Records from a collection of figures
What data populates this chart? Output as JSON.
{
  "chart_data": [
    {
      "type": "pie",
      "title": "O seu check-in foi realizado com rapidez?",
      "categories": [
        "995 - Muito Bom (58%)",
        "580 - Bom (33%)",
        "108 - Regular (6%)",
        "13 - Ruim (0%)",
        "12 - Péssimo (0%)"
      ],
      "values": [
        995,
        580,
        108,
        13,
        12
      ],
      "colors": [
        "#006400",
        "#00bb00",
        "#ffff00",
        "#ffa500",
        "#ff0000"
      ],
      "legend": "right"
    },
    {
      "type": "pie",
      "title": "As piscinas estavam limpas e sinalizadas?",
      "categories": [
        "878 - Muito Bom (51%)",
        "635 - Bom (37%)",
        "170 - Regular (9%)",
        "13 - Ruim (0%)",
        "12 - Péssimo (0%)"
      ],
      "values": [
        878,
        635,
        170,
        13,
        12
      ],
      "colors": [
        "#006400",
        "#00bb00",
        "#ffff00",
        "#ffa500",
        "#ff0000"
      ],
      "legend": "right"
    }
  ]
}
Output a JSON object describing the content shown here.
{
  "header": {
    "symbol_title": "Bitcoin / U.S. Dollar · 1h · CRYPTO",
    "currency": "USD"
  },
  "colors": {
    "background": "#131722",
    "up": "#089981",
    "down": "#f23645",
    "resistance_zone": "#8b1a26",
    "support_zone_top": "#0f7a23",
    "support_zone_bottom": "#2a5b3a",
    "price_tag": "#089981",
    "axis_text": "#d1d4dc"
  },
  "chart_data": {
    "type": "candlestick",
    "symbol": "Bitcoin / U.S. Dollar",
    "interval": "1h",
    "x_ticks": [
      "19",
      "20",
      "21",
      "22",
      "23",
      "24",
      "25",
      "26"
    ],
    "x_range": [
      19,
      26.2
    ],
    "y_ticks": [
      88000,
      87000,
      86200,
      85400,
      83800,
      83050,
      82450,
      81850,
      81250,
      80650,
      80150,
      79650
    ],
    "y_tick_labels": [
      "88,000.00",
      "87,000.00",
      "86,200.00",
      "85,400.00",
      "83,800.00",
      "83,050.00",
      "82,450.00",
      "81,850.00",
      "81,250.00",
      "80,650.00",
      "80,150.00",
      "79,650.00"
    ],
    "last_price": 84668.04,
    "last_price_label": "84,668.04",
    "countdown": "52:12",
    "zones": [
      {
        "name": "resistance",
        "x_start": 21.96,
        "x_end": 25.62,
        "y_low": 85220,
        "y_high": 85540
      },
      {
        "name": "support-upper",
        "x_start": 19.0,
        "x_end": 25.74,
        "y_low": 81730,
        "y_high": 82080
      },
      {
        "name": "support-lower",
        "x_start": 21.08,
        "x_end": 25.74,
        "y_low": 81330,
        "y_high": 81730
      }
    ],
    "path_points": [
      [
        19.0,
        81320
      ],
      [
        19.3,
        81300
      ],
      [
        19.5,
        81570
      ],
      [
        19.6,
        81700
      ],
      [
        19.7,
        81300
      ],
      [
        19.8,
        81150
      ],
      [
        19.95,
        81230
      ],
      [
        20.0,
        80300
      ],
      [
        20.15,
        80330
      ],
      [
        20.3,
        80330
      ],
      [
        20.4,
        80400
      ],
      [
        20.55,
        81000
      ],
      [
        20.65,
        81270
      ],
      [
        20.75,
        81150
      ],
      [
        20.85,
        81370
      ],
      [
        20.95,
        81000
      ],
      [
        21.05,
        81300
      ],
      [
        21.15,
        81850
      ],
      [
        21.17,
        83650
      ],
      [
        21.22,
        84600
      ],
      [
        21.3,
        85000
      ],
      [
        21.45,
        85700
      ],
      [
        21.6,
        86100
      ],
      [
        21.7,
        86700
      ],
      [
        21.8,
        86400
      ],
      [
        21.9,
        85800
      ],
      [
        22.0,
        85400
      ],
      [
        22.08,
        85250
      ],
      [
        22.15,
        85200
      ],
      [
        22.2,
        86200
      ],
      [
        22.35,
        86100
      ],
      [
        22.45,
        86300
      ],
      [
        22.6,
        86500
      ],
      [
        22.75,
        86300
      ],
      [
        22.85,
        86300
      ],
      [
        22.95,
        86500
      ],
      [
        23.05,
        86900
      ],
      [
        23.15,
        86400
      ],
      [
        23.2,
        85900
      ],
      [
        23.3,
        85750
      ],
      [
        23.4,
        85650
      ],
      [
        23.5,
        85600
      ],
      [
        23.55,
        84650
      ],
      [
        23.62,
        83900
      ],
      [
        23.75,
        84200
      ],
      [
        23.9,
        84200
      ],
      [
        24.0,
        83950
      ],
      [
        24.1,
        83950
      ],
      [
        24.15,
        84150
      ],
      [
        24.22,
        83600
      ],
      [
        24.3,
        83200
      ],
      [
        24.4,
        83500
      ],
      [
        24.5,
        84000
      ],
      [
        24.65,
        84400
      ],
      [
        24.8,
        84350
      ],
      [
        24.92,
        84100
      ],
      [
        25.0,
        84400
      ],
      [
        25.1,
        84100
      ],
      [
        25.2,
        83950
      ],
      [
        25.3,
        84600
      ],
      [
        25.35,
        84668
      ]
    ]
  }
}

EXERCISE DIRECTIONS: Transcribe the material above in its entirety. Match it exactly.

ANSWER TO THE PROBLEM:
What data populates this chart? Output as JSON.
{
  "chart_data": [
    {
      "type": "pie",
      "title": "O seu check-in foi realizado com rapidez?",
      "categories": [
        "995 - Muito Bom (58%)",
        "580 - Bom (33%)",
        "108 - Regular (6%)",
        "13 - Ruim (0%)",
        "12 - Péssimo (0%)"
      ],
      "values": [
        995,
        580,
        108,
        13,
        12
      ],
      "colors": [
        "#006400",
        "#00bb00",
        "#ffff00",
        "#ffa500",
        "#ff0000"
      ],
      "legend": "right"
    },
    {
      "type": "pie",
      "title": "As piscinas estavam limpas e sinalizadas?",
      "categories": [
        "878 - Muito Bom (51%)",
        "635 - Bom (37%)",
        "170 - Regular (9%)",
        "13 - Ruim (0%)",
        "12 - Péssimo (0%)"
      ],
      "values": [
        878,
        635,
        170,
        13,
        12
      ],
      "colors": [
        "#006400",
        "#00bb00",
        "#ffff00",
        "#ffa500",
        "#ff0000"
      ],
      "legend": "right"
    }
  ]
}
Output a JSON object describing the content shown here.
{
  "header": {
    "symbol_title": "Bitcoin / U.S. Dollar · 1h · CRYPTO",
    "currency": "USD"
  },
  "colors": {
    "background": "#131722",
    "up": "#089981",
    "down": "#f23645",
    "resistance_zone": "#8b1a26",
    "support_zone_top": "#0f7a23",
    "support_zone_bottom": "#2a5b3a",
    "price_tag": "#089981",
    "axis_text": "#d1d4dc"
  },
  "chart_data": {
    "type": "candlestick",
    "symbol": "Bitcoin / U.S. Dollar",
    "interval": "1h",
    "x_ticks": [
      "19",
      "20",
      "21",
      "22",
      "23",
      "24",
      "25",
      "26"
    ],
    "x_range": [
      19,
      26.2
    ],
    "y_ticks": [
      88000,
      87000,
      86200,
      85400,
      83800,
      83050,
      82450,
      81850,
      81250,
      80650,
      80150,
      79650
    ],
    "y_tick_labels": [
      "88,000.00",
      "87,000.00",
      "86,200.00",
      "85,400.00",
      "83,800.00",
      "83,050.00",
      "82,450.00",
      "81,850.00",
      "81,250.00",
      "80,650.00",
      "80,150.00",
      "79,650.00"
    ],
    "last_price": 84668.04,
    "last_price_label": "84,668.04",
    "countdown": "52:12",
    "zones": [
      {
        "name": "resistance",
        "x_start": 21.96,
        "x_end": 25.62,
        "y_low": 85220,
        "y_high": 85540
      },
      {
        "name": "support-upper",
        "x_start": 19.0,
        "x_end": 25.74,
        "y_low": 81730,
        "y_high": 82080
      },
      {
        "name": "support-lower",
        "x_start": 21.08,
        "x_end": 25.74,
        "y_low": 81330,
        "y_high": 81730
      }
    ],
    "path_points": [
      [
        19.0,
        81320
      ],
      [
        19.3,
        81300
      ],
      [
        19.5,
        81570
      ],
      [
        19.6,
        81700
      ],
      [
        19.7,
        81300
      ],
      [
        19.8,
        81150
      ],
      [
        19.95,
        81230
      ],
      [
        20.0,
        80300
      ],
      [
        20.15,
        80330
      ],
      [
        20.3,
        80330
      ],
      [
        20.4,
        80400
      ],
      [
        20.55,
        81000
      ],
      [
        20.65,
        81270
      ],
      [
        20.75,
        81150
      ],
      [
        20.85,
        81370
      ],
      [
        20.95,
        81000
      ],
      [
        21.05,
        81300
      ],
      [
        21.15,
        81850
      ],
      [
        21.17,
        83650
      ],
      [
        21.22,
        84600
      ],
      [
        21.3,
        85000
      ],
      [
        21.45,
        85700
      ],
      [
        21.6,
        86100
      ],
      [
        21.7,
        86700
      ],
      [
        21.8,
        86400
      ],
      [
        21.9,
        85800
      ],
      [
        22.0,
        85400
      ],
      [
        22.08,
        85250
      ],
      [
        22.15,
        85200
      ],
      [
        22.2,
        86200
      ],
      [
        22.35,
        86100
      ],
      [
        22.45,
        86300
      ],
      [
        22.6,
        86500
      ],
      [
        22.75,
        86300
      ],
      [
        22.85,
        86300
      ],
      [
        22.95,
        86500
      ],
      [
        23.05,
        86900
      ],
      [
        23.15,
        86400
      ],
      [
        23.2,
        85900
      ],
      [
        23.3,
        85750
      ],
      [
        23.4,
        85650
      ],
      [
        23.5,
        85600
      ],
      [
        23.55,
        84650
      ],
      [
        23.62,
        83900
      ],
      [
        23.75,
        84200
      ],
      [
        23.9,
        84200
      ],
      [
        24.0,
        83950
      ],
      [
        24.1,
        83950
      ],
      [
        24.15,
        84150
      ],
      [
        24.22,
        83600
      ],
      [
        24.3,
        83200
      ],
      [
        24.4,
        83500
      ],
      [
        24.5,
        84000
      ],
      [
        24.65,
        84400
      ],
      [
        24.8,
        84350
      ],
      [
        24.92,
        84100
      ],
      [
        25.0,
        84400
      ],
      [
        25.1,
        84100
      ],
      [
        25.2,
        83950
      ],
      [
        25.3,
        84600
      ],
      [
        25.35,
        84668
      ]
    ]
  }
}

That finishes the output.